>> START

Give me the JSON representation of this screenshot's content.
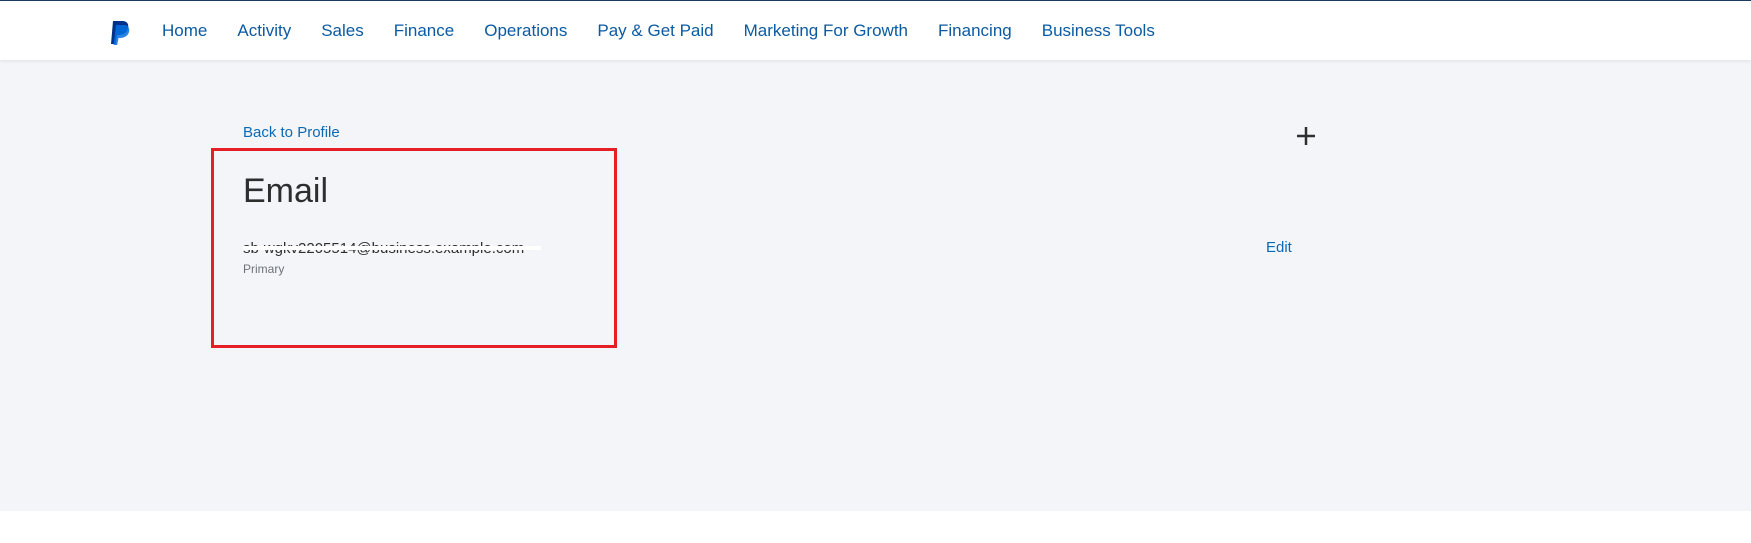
{
  "header": {
    "logo_icon": "paypal-logo-icon",
    "nav": [
      {
        "label": "Home"
      },
      {
        "label": "Activity"
      },
      {
        "label": "Sales"
      },
      {
        "label": "Finance"
      },
      {
        "label": "Operations"
      },
      {
        "label": "Pay & Get Paid"
      },
      {
        "label": "Marketing For Growth"
      },
      {
        "label": "Financing"
      },
      {
        "label": "Business Tools"
      }
    ]
  },
  "main": {
    "back_link": "Back to Profile",
    "add_icon": "plus-icon",
    "title": "Email",
    "email": {
      "value": "sb-wgkv2205514@business.example.com",
      "status": "Primary",
      "edit_label": "Edit"
    }
  },
  "colors": {
    "nav_text": "#0b5aa2",
    "link": "#0b6ab5",
    "page_bg": "#f4f5f8",
    "highlight": "#e61e25"
  }
}
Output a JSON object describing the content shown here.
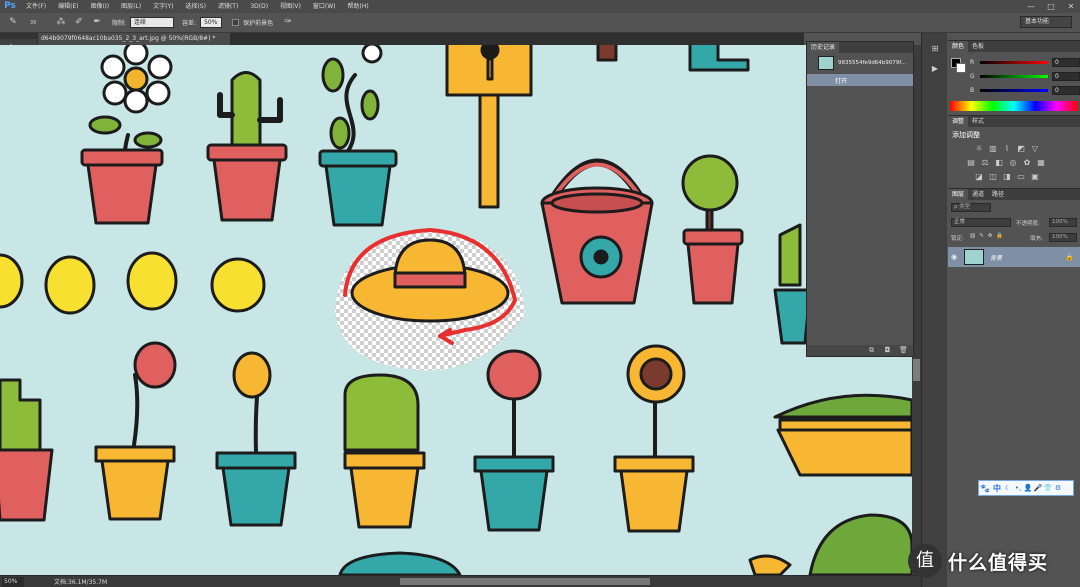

>> END

Repeat the material above in full and exactly, omitting the pictures.

Give me the JSON representation of this screenshot's content.
{
  "header": {
    "logo_icon": "paypal-logo-icon",
    "nav": [
      {
        "label": "Home"
      },
      {
        "label": "Activity"
      },
      {
        "label": "Sales"
      },
      {
        "label": "Finance"
      },
      {
        "label": "Operations"
      },
      {
        "label": "Pay & Get Paid"
      },
      {
        "label": "Marketing For Growth"
      },
      {
        "label": "Financing"
      },
      {
        "label": "Business Tools"
      }
    ]
  },
  "main": {
    "back_link": "Back to Profile",
    "add_icon": "plus-icon",
    "title": "Email",
    "email": {
      "value": "sb-wgkv2205514@business.example.com",
      "status": "Primary",
      "edit_label": "Edit"
    }
  },
  "colors": {
    "nav_text": "#0b5aa2",
    "link": "#0b6ab5",
    "page_bg": "#f4f5f8",
    "highlight": "#e61e25"
  }
}
Output a JSON object describing the content shown here.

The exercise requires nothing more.